## RECORDED INFORMATION:
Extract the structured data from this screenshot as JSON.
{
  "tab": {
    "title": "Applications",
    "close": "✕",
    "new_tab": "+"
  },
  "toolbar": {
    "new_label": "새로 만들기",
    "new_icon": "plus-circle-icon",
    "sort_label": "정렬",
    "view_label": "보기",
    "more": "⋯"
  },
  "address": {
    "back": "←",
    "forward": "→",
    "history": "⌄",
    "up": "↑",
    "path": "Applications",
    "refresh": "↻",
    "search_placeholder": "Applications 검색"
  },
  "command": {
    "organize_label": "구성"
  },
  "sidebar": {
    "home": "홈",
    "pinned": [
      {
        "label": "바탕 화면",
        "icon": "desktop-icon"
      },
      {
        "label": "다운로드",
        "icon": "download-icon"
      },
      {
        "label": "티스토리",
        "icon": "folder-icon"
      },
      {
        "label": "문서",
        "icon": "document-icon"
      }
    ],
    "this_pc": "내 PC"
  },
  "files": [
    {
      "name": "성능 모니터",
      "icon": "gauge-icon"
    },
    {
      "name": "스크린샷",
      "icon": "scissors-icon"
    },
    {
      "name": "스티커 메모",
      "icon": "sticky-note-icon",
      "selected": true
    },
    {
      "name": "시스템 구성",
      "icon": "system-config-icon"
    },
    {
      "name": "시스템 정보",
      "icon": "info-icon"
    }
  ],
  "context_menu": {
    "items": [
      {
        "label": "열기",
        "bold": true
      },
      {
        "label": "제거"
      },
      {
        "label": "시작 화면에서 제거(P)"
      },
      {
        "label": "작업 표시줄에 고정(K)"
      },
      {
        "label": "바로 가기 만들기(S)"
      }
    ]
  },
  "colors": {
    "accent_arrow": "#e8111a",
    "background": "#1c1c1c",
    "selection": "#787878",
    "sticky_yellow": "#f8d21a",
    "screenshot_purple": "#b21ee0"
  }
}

## TASK GOAL:
Return all lines with the word "icon" in them.

## SOLUTION FOR THIS EXERCISE:
    "new_icon": "plus-circle-icon",
        "icon": "desktop-icon"
        "icon": "download-icon"
        "icon": "folder-icon"
        "icon": "document-icon"
      "icon": "gauge-icon"
      "icon": "scissors-icon"
      "icon": "sticky-note-icon",
      "icon": "system-config-icon"
      "icon": "info-icon"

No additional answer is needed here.